Figure dataset records
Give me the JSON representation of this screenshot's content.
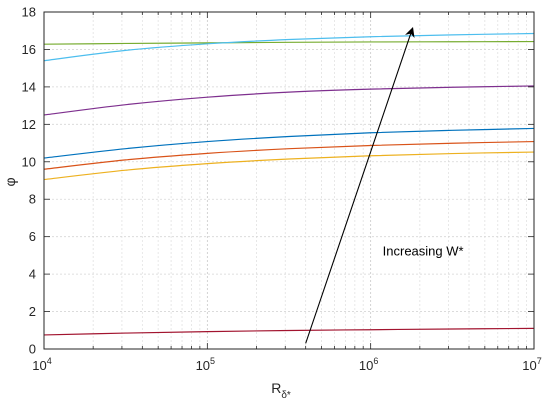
{
  "chart_data": {
    "type": "line",
    "xscale": "log",
    "xlim": [
      10000,
      10000000
    ],
    "ylim": [
      0,
      18
    ],
    "ylabel": "φ",
    "xlabel_main": "R",
    "xlabel_sub": "δ*",
    "x_ticks": [
      {
        "value": 10000,
        "base": "10",
        "exp": "4"
      },
      {
        "value": 100000,
        "base": "10",
        "exp": "5"
      },
      {
        "value": 1000000,
        "base": "10",
        "exp": "6"
      },
      {
        "value": 10000000,
        "base": "10",
        "exp": "7"
      }
    ],
    "y_ticks": [
      "0",
      "2",
      "4",
      "6",
      "8",
      "10",
      "12",
      "14",
      "16",
      "18"
    ],
    "grid": true,
    "x": [
      10000,
      31623,
      100000,
      316228,
      1000000,
      3162278,
      10000000
    ],
    "series": [
      {
        "color": "#A2142F",
        "values": [
          0.75,
          0.85,
          0.93,
          0.99,
          1.03,
          1.07,
          1.1
        ]
      },
      {
        "color": "#EDB120",
        "values": [
          9.05,
          9.55,
          9.9,
          10.15,
          10.32,
          10.44,
          10.52
        ]
      },
      {
        "color": "#D95319",
        "values": [
          9.6,
          10.1,
          10.45,
          10.7,
          10.87,
          10.99,
          11.08
        ]
      },
      {
        "color": "#0072BD",
        "values": [
          10.2,
          10.7,
          11.08,
          11.35,
          11.55,
          11.68,
          11.78
        ]
      },
      {
        "color": "#7E2F8E",
        "values": [
          12.5,
          13.05,
          13.45,
          13.72,
          13.88,
          13.98,
          14.05
        ]
      },
      {
        "color": "#77AC30",
        "values": [
          16.28,
          16.32,
          16.35,
          16.38,
          16.4,
          16.41,
          16.42
        ]
      },
      {
        "color": "#4DBEEE",
        "values": [
          15.4,
          15.95,
          16.3,
          16.53,
          16.68,
          16.78,
          16.85
        ]
      }
    ],
    "annotation": {
      "text": "Increasing W*",
      "arrow_from": [
        400000,
        0.3
      ],
      "arrow_to": [
        1800000,
        17.1
      ],
      "text_at": [
        1000000,
        5.0
      ]
    }
  }
}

Given request:
Leave out the pictures and print each record exactly as it stands.

Response for this exercise:
Give me the JSON representation of this screenshot's content.
{
  "chart_data": {
    "type": "line",
    "xscale": "log",
    "xlim": [
      10000,
      10000000
    ],
    "ylim": [
      0,
      18
    ],
    "ylabel": "φ",
    "xlabel_main": "R",
    "xlabel_sub": "δ*",
    "x_ticks": [
      {
        "value": 10000,
        "base": "10",
        "exp": "4"
      },
      {
        "value": 100000,
        "base": "10",
        "exp": "5"
      },
      {
        "value": 1000000,
        "base": "10",
        "exp": "6"
      },
      {
        "value": 10000000,
        "base": "10",
        "exp": "7"
      }
    ],
    "y_ticks": [
      "0",
      "2",
      "4",
      "6",
      "8",
      "10",
      "12",
      "14",
      "16",
      "18"
    ],
    "grid": true,
    "x": [
      10000,
      31623,
      100000,
      316228,
      1000000,
      3162278,
      10000000
    ],
    "series": [
      {
        "color": "#A2142F",
        "values": [
          0.75,
          0.85,
          0.93,
          0.99,
          1.03,
          1.07,
          1.1
        ]
      },
      {
        "color": "#EDB120",
        "values": [
          9.05,
          9.55,
          9.9,
          10.15,
          10.32,
          10.44,
          10.52
        ]
      },
      {
        "color": "#D95319",
        "values": [
          9.6,
          10.1,
          10.45,
          10.7,
          10.87,
          10.99,
          11.08
        ]
      },
      {
        "color": "#0072BD",
        "values": [
          10.2,
          10.7,
          11.08,
          11.35,
          11.55,
          11.68,
          11.78
        ]
      },
      {
        "color": "#7E2F8E",
        "values": [
          12.5,
          13.05,
          13.45,
          13.72,
          13.88,
          13.98,
          14.05
        ]
      },
      {
        "color": "#77AC30",
        "values": [
          16.28,
          16.32,
          16.35,
          16.38,
          16.4,
          16.41,
          16.42
        ]
      },
      {
        "color": "#4DBEEE",
        "values": [
          15.4,
          15.95,
          16.3,
          16.53,
          16.68,
          16.78,
          16.85
        ]
      }
    ],
    "annotation": {
      "text": "Increasing W*",
      "arrow_from": [
        400000,
        0.3
      ],
      "arrow_to": [
        1800000,
        17.1
      ],
      "text_at": [
        1000000,
        5.0
      ]
    }
  }
}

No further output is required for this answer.